(Excerpts from a dataset)
== Segment start ==

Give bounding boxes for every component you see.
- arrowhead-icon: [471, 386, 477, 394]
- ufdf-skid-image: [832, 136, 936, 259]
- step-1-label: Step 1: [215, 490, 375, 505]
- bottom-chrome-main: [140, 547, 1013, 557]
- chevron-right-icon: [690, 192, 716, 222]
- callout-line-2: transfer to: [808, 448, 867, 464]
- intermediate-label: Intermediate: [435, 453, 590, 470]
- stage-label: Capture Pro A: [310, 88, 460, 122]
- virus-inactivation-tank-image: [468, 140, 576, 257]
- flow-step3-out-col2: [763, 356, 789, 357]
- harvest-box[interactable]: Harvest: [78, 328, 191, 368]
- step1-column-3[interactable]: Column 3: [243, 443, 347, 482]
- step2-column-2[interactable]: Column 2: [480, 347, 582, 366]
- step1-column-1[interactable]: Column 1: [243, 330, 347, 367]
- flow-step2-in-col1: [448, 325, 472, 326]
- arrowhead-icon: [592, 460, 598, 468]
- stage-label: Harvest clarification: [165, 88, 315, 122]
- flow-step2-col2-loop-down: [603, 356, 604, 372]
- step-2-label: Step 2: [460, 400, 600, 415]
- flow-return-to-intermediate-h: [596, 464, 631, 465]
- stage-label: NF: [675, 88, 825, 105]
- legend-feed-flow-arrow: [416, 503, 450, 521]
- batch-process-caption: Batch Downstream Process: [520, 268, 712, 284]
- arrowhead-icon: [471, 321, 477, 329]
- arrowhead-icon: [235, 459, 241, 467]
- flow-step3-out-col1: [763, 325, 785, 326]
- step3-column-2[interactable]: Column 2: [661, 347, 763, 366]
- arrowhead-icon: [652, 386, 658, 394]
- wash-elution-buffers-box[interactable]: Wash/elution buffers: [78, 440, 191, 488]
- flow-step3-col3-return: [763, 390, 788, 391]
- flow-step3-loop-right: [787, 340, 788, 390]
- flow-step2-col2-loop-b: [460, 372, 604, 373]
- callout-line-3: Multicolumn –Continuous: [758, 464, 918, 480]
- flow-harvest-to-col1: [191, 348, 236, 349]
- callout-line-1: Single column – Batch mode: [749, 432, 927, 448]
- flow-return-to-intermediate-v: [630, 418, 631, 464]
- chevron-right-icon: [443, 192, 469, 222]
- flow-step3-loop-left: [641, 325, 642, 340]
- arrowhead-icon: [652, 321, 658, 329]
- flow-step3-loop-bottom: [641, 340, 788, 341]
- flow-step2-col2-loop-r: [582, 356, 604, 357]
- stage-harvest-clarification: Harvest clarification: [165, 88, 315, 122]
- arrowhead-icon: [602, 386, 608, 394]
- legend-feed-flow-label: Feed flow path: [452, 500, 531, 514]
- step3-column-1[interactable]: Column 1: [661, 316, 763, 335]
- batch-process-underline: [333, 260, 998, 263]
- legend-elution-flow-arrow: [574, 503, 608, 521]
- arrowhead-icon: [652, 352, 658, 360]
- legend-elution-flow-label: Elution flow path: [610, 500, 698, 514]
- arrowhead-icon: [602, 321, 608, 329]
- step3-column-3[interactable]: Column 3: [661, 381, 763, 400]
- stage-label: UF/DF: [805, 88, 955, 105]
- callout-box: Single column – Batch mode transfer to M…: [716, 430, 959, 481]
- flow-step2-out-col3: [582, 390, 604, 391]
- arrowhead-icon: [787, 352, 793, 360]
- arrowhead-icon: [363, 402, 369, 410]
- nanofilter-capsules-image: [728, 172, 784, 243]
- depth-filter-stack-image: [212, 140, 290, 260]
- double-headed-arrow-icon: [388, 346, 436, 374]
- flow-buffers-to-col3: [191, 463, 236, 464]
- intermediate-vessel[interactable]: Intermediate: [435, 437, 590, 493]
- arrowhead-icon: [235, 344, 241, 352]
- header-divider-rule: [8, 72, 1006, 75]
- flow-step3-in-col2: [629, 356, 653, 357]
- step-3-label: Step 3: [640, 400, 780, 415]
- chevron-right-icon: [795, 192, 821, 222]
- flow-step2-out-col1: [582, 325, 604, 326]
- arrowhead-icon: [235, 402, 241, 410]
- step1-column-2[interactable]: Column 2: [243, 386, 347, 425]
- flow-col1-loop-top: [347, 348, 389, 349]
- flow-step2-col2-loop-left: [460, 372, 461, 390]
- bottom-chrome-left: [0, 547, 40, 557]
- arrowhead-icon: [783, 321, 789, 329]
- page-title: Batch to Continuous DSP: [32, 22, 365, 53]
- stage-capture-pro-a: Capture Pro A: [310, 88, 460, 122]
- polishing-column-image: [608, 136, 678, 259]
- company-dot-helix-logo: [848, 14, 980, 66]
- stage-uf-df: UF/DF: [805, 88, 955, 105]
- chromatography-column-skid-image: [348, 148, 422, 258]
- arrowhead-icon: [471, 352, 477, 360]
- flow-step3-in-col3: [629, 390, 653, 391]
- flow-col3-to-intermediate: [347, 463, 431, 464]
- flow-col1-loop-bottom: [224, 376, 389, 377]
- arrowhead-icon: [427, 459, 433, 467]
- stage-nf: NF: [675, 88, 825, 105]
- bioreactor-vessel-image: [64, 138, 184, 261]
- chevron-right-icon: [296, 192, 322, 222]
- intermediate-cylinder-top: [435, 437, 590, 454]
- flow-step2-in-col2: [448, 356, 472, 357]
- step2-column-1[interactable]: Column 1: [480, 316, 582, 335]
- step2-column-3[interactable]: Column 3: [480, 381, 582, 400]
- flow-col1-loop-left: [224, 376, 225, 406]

== Segment end ==

Requirement:
The data above should be output exactly, with each line intact.

Written response:
Give bounding boxes for every component you see.
- arrowhead-icon: [471, 386, 477, 394]
- ufdf-skid-image: [832, 136, 936, 259]
- step-1-label: Step 1: [215, 490, 375, 505]
- bottom-chrome-main: [140, 547, 1013, 557]
- chevron-right-icon: [690, 192, 716, 222]
- callout-line-2: transfer to: [808, 448, 867, 464]
- intermediate-label: Intermediate: [435, 453, 590, 470]
- stage-label: Capture Pro A: [310, 88, 460, 122]
- virus-inactivation-tank-image: [468, 140, 576, 257]
- flow-step3-out-col2: [763, 356, 789, 357]
- harvest-box[interactable]: Harvest: [78, 328, 191, 368]
- step1-column-3[interactable]: Column 3: [243, 443, 347, 482]
- step2-column-2[interactable]: Column 2: [480, 347, 582, 366]
- step1-column-1[interactable]: Column 1: [243, 330, 347, 367]
- flow-step2-in-col1: [448, 325, 472, 326]
- arrowhead-icon: [592, 460, 598, 468]
- stage-label: Harvest clarification: [165, 88, 315, 122]
- flow-step2-col2-loop-down: [603, 356, 604, 372]
- step-2-label: Step 2: [460, 400, 600, 415]
- flow-return-to-intermediate-h: [596, 464, 631, 465]
- stage-label: NF: [675, 88, 825, 105]
- legend-feed-flow-arrow: [416, 503, 450, 521]
- batch-process-caption: Batch Downstream Process: [520, 268, 712, 284]
- arrowhead-icon: [471, 321, 477, 329]
- arrowhead-icon: [235, 459, 241, 467]
- flow-step3-out-col1: [763, 325, 785, 326]
- step3-column-2[interactable]: Column 2: [661, 347, 763, 366]
- arrowhead-icon: [652, 386, 658, 394]
- wash-elution-buffers-box[interactable]: Wash/elution buffers: [78, 440, 191, 488]
- flow-step3-col3-return: [763, 390, 788, 391]
- flow-step3-loop-right: [787, 340, 788, 390]
- flow-step2-col2-loop-b: [460, 372, 604, 373]
- callout-line-3: Multicolumn –Continuous: [758, 464, 918, 480]
- flow-harvest-to-col1: [191, 348, 236, 349]
- callout-line-1: Single column – Batch mode: [749, 432, 927, 448]
- flow-return-to-intermediate-v: [630, 418, 631, 464]
- chevron-right-icon: [443, 192, 469, 222]
- flow-step3-loop-left: [641, 325, 642, 340]
- arrowhead-icon: [652, 321, 658, 329]
- flow-step3-loop-bottom: [641, 340, 788, 341]
- flow-step2-col2-loop-r: [582, 356, 604, 357]
- stage-harvest-clarification: Harvest clarification: [165, 88, 315, 122]
- arrowhead-icon: [602, 386, 608, 394]
- legend-feed-flow-label: Feed flow path: [452, 500, 531, 514]
- step3-column-1[interactable]: Column 1: [661, 316, 763, 335]
- batch-process-underline: [333, 260, 998, 263]
- legend-elution-flow-arrow: [574, 503, 608, 521]
- arrowhead-icon: [652, 352, 658, 360]
- legend-elution-flow-label: Elution flow path: [610, 500, 698, 514]
- arrowhead-icon: [602, 321, 608, 329]
- step3-column-3[interactable]: Column 3: [661, 381, 763, 400]
- stage-label: UF/DF: [805, 88, 955, 105]
- callout-box: Single column – Batch mode transfer to M…: [716, 430, 959, 481]
- flow-step2-out-col3: [582, 390, 604, 391]
- arrowhead-icon: [787, 352, 793, 360]
- arrowhead-icon: [363, 402, 369, 410]
- nanofilter-capsules-image: [728, 172, 784, 243]
- depth-filter-stack-image: [212, 140, 290, 260]
- double-headed-arrow-icon: [388, 346, 436, 374]
- flow-buffers-to-col3: [191, 463, 236, 464]
- intermediate-vessel[interactable]: Intermediate: [435, 437, 590, 493]
- arrowhead-icon: [235, 344, 241, 352]
- header-divider-rule: [8, 72, 1006, 75]
- flow-step3-in-col2: [629, 356, 653, 357]
- step-3-label: Step 3: [640, 400, 780, 415]
- chevron-right-icon: [795, 192, 821, 222]
- flow-step2-out-col1: [582, 325, 604, 326]
- arrowhead-icon: [235, 402, 241, 410]
- step1-column-2[interactable]: Column 2: [243, 386, 347, 425]
- flow-col1-loop-top: [347, 348, 389, 349]
- flow-step2-col2-loop-left: [460, 372, 461, 390]
- bottom-chrome-left: [0, 547, 40, 557]
- arrowhead-icon: [783, 321, 789, 329]
- page-title: Batch to Continuous DSP: [32, 22, 365, 53]
- stage-capture-pro-a: Capture Pro A: [310, 88, 460, 122]
- polishing-column-image: [608, 136, 678, 259]
- company-dot-helix-logo: [848, 14, 980, 66]
- stage-uf-df: UF/DF: [805, 88, 955, 105]
- chromatography-column-skid-image: [348, 148, 422, 258]
- arrowhead-icon: [471, 352, 477, 360]
- flow-step3-in-col3: [629, 390, 653, 391]
- flow-col3-to-intermediate: [347, 463, 431, 464]
- flow-col1-loop-bottom: [224, 376, 389, 377]
- arrowhead-icon: [427, 459, 433, 467]
- stage-nf: NF: [675, 88, 825, 105]
- bioreactor-vessel-image: [64, 138, 184, 261]
- chevron-right-icon: [296, 192, 322, 222]
- intermediate-cylinder-top: [435, 437, 590, 454]
- flow-step2-in-col2: [448, 356, 472, 357]
- step2-column-1[interactable]: Column 1: [480, 316, 582, 335]
- step2-column-3[interactable]: Column 3: [480, 381, 582, 400]
- flow-col1-loop-left: [224, 376, 225, 406]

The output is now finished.